→ Direction
Filter out everything except lines holding "kuaishou".

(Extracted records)

* * *

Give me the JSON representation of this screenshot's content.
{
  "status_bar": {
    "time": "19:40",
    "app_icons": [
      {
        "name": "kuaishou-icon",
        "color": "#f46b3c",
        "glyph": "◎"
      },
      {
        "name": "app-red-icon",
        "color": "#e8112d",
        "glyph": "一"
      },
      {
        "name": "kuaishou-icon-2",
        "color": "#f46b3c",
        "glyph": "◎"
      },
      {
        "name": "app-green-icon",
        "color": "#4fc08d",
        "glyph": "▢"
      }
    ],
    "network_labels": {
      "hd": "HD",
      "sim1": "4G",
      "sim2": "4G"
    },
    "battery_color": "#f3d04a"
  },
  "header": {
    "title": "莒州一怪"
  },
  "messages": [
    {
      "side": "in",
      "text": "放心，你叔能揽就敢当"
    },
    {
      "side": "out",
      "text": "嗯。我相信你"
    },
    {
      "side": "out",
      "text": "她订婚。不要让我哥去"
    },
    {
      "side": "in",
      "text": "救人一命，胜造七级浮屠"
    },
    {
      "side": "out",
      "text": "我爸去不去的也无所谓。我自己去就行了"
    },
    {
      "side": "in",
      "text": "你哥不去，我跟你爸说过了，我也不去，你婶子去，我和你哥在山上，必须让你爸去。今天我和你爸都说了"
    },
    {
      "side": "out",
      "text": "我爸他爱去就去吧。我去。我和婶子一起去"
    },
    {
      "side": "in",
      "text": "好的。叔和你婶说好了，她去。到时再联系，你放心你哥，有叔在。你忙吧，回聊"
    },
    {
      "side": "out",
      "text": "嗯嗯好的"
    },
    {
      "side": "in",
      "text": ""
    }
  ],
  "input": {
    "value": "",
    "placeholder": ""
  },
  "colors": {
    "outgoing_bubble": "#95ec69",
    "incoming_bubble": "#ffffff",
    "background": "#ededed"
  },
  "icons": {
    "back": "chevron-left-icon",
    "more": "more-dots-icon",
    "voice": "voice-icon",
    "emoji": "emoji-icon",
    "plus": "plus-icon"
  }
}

* * *

→ Right answer
        "name": "kuaishou-icon",
        "name": "kuaishou-icon-2",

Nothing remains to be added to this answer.